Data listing
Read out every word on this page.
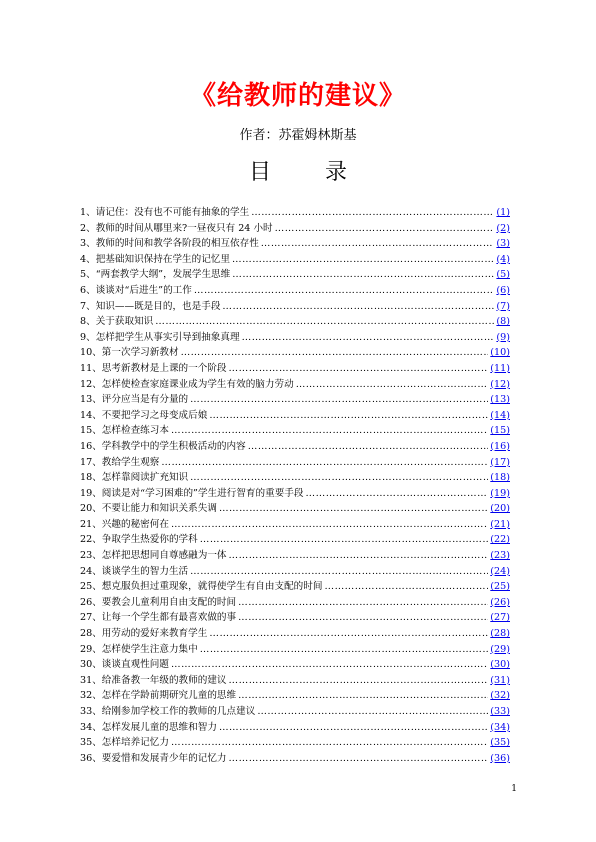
《给教师的建议》
作者：苏霍姆林斯基
目 录
1、请记住：没有也不可能有抽象的学生 ………………………………………………………………………………………………………………………………………………………………	(1)
2、教师的时间从哪里来?一昼夜只有 24 小时 ………………………………………………………………………………………………………………………………………………………………	(2)
3、教师的时间和教学各阶段的相互依存性 ………………………………………………………………………………………………………………………………………………………………	(3)
4、把基础知识保持在学生的记忆里 ………………………………………………………………………………………………………………………………………………………………	(4)
5、“两套教学大纲”，发展学生思维 ………………………………………………………………………………………………………………………………………………………………	(5)
6、谈谈对“后进生”的工作 ………………………………………………………………………………………………………………………………………………………………	(6)
7、知识——既是目的，也是手段 ………………………………………………………………………………………………………………………………………………………………	(7)
8、关于获取知识 ………………………………………………………………………………………………………………………………………………………………	(8)
9、怎样把学生从事实引导到抽象真理 ………………………………………………………………………………………………………………………………………………………………	(9)
10、第一次学习新教材 ………………………………………………………………………………………………………………………………………………………………	(10)
11、思考新教材是上课的一个阶段 ………………………………………………………………………………………………………………………………………………………………	(11)
12、怎样使检查家庭课业成为学生有效的脑力劳动 ………………………………………………………………………………………………………………………………………………………………	(12)
13、评分应当是有分量的 ………………………………………………………………………………………………………………………………………………………………	(13)
14、不要把学习之母变成后娘 ………………………………………………………………………………………………………………………………………………………………	(14)
15、怎样检查练习本 ………………………………………………………………………………………………………………………………………………………………	(15)
16、学科教学中的学生积极活动的内容 ………………………………………………………………………………………………………………………………………………………………	(16)
17、教给学生观察 ………………………………………………………………………………………………………………………………………………………………	(17)
18、怎样靠阅读扩充知识 ………………………………………………………………………………………………………………………………………………………………	(18)
19、阅读是对“学习困难的”学生进行智育的重要手段 ………………………………………………………………………………………………………………………………………………………………	(19)
20、不要让能力和知识关系失调 ………………………………………………………………………………………………………………………………………………………………	(20)
21、兴趣的秘密何在 ………………………………………………………………………………………………………………………………………………………………	(21)
22、争取学生热爱你的学科 ………………………………………………………………………………………………………………………………………………………………	(22)
23、怎样把思想同自尊感融为一体 ………………………………………………………………………………………………………………………………………………………………	(23)
24、谈谈学生的智力生活 ………………………………………………………………………………………………………………………………………………………………	(24)
25、想克服负担过重现象，就得使学生有自由支配的时间 ………………………………………………………………………………………………………………………………………………………………	(25)
26、要教会儿童利用自由支配的时间 ………………………………………………………………………………………………………………………………………………………………	(26)
27、让每一个学生都有最喜欢做的事 ………………………………………………………………………………………………………………………………………………………………	(27)
28、用劳动的爱好来教育学生 ………………………………………………………………………………………………………………………………………………………………	(28)
29、怎样使学生注意力集中 ………………………………………………………………………………………………………………………………………………………………	(29)
30、谈谈直观性问题 ………………………………………………………………………………………………………………………………………………………………	(30)
31、给准备教一年级的教师的建议 ………………………………………………………………………………………………………………………………………………………………	(31)
32、怎样在学龄前期研究儿童的思维 ………………………………………………………………………………………………………………………………………………………………	(32)
33、给刚参加学校工作的教师的几点建议 ………………………………………………………………………………………………………………………………………………………………	(33)
34、怎样发展儿童的思维和智力 ………………………………………………………………………………………………………………………………………………………………	(34)
35、怎样培养记忆力 ………………………………………………………………………………………………………………………………………………………………	(35)
36、要爱惜和发展青少年的记忆力 ………………………………………………………………………………………………………………………………………………………………	(36)
1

**Short exercise**
Set every line down exactly as written, leaving each picture out.

**Task output**
Read out every word on this page.
《给教师的建议》
作者：苏霍姆林斯基
目 录
1、请记住：没有也不可能有抽象的学生 ………………………………………………………………………………………………………………………………………………………………	(1)
2、教师的时间从哪里来?一昼夜只有 24 小时 ………………………………………………………………………………………………………………………………………………………………	(2)
3、教师的时间和教学各阶段的相互依存性 ………………………………………………………………………………………………………………………………………………………………	(3)
4、把基础知识保持在学生的记忆里 ………………………………………………………………………………………………………………………………………………………………	(4)
5、“两套教学大纲”，发展学生思维 ………………………………………………………………………………………………………………………………………………………………	(5)
6、谈谈对“后进生”的工作 ………………………………………………………………………………………………………………………………………………………………	(6)
7、知识——既是目的，也是手段 ………………………………………………………………………………………………………………………………………………………………	(7)
8、关于获取知识 ………………………………………………………………………………………………………………………………………………………………	(8)
9、怎样把学生从事实引导到抽象真理 ………………………………………………………………………………………………………………………………………………………………	(9)
10、第一次学习新教材 ………………………………………………………………………………………………………………………………………………………………	(10)
11、思考新教材是上课的一个阶段 ………………………………………………………………………………………………………………………………………………………………	(11)
12、怎样使检查家庭课业成为学生有效的脑力劳动 ………………………………………………………………………………………………………………………………………………………………	(12)
13、评分应当是有分量的 ………………………………………………………………………………………………………………………………………………………………	(13)
14、不要把学习之母变成后娘 ………………………………………………………………………………………………………………………………………………………………	(14)
15、怎样检查练习本 ………………………………………………………………………………………………………………………………………………………………	(15)
16、学科教学中的学生积极活动的内容 ………………………………………………………………………………………………………………………………………………………………	(16)
17、教给学生观察 ………………………………………………………………………………………………………………………………………………………………	(17)
18、怎样靠阅读扩充知识 ………………………………………………………………………………………………………………………………………………………………	(18)
19、阅读是对“学习困难的”学生进行智育的重要手段 ………………………………………………………………………………………………………………………………………………………………	(19)
20、不要让能力和知识关系失调 ………………………………………………………………………………………………………………………………………………………………	(20)
21、兴趣的秘密何在 ………………………………………………………………………………………………………………………………………………………………	(21)
22、争取学生热爱你的学科 ………………………………………………………………………………………………………………………………………………………………	(22)
23、怎样把思想同自尊感融为一体 ………………………………………………………………………………………………………………………………………………………………	(23)
24、谈谈学生的智力生活 ………………………………………………………………………………………………………………………………………………………………	(24)
25、想克服负担过重现象，就得使学生有自由支配的时间 ………………………………………………………………………………………………………………………………………………………………	(25)
26、要教会儿童利用自由支配的时间 ………………………………………………………………………………………………………………………………………………………………	(26)
27、让每一个学生都有最喜欢做的事 ………………………………………………………………………………………………………………………………………………………………	(27)
28、用劳动的爱好来教育学生 ………………………………………………………………………………………………………………………………………………………………	(28)
29、怎样使学生注意力集中 ………………………………………………………………………………………………………………………………………………………………	(29)
30、谈谈直观性问题 ………………………………………………………………………………………………………………………………………………………………	(30)
31、给准备教一年级的教师的建议 ………………………………………………………………………………………………………………………………………………………………	(31)
32、怎样在学龄前期研究儿童的思维 ………………………………………………………………………………………………………………………………………………………………	(32)
33、给刚参加学校工作的教师的几点建议 ………………………………………………………………………………………………………………………………………………………………	(33)
34、怎样发展儿童的思维和智力 ………………………………………………………………………………………………………………………………………………………………	(34)
35、怎样培养记忆力 ………………………………………………………………………………………………………………………………………………………………	(35)
36、要爱惜和发展青少年的记忆力 ………………………………………………………………………………………………………………………………………………………………	(36)
1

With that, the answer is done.